## START Information shown
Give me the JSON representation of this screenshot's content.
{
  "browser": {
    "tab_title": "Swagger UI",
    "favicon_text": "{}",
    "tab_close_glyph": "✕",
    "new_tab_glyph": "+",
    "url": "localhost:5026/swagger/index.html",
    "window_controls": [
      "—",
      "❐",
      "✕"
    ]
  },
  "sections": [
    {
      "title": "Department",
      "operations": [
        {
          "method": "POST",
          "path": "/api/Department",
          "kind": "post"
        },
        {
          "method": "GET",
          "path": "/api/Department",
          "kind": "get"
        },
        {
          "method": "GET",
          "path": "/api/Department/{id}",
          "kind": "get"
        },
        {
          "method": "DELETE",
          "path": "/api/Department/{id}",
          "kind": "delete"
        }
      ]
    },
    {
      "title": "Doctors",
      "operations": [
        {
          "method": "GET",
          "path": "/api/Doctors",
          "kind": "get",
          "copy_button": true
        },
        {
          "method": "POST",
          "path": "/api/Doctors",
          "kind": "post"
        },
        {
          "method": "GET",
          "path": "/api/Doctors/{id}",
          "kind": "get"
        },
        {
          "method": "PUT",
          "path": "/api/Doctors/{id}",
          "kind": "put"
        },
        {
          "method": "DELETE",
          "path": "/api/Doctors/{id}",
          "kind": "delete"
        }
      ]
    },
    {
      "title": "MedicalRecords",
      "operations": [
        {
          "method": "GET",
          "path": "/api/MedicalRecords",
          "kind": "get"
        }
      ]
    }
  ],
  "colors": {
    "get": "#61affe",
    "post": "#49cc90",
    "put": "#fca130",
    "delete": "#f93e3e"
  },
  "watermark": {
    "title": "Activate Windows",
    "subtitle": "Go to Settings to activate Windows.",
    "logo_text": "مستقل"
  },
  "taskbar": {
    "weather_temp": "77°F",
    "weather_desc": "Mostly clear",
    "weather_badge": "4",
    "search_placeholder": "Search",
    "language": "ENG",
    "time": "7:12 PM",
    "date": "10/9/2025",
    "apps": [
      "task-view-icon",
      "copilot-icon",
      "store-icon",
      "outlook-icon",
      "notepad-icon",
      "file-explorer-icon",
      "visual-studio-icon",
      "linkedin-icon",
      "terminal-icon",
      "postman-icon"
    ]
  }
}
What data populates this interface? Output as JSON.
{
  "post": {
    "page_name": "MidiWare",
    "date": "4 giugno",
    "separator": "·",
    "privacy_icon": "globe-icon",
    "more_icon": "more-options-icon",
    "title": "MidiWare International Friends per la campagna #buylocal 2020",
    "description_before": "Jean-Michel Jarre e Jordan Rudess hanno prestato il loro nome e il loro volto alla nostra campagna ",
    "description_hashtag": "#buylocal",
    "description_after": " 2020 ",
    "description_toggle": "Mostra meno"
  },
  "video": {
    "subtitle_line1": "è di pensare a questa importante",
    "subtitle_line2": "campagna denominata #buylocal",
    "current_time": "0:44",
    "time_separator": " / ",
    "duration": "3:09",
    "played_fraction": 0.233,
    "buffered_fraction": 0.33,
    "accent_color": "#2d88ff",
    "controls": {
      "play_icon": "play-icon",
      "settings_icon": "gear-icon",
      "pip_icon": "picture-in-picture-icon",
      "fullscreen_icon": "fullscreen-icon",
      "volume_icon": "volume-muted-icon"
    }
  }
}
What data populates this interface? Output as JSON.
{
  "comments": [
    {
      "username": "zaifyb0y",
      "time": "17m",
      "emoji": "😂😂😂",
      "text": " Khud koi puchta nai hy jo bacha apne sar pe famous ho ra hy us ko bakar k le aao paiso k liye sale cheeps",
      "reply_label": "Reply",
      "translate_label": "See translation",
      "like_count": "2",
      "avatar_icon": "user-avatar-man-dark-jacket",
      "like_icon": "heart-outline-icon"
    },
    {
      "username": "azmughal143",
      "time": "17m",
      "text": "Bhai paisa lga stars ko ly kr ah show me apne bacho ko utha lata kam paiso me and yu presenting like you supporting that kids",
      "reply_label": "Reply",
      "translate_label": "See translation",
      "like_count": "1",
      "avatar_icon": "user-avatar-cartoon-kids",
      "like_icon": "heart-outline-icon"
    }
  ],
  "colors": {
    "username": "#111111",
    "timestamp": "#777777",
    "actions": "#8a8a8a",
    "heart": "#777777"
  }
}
## END Information shown
- Short problem
Going through the entries above, tally each line that has the word "Windows". Answer with the number only.

- Complete response
2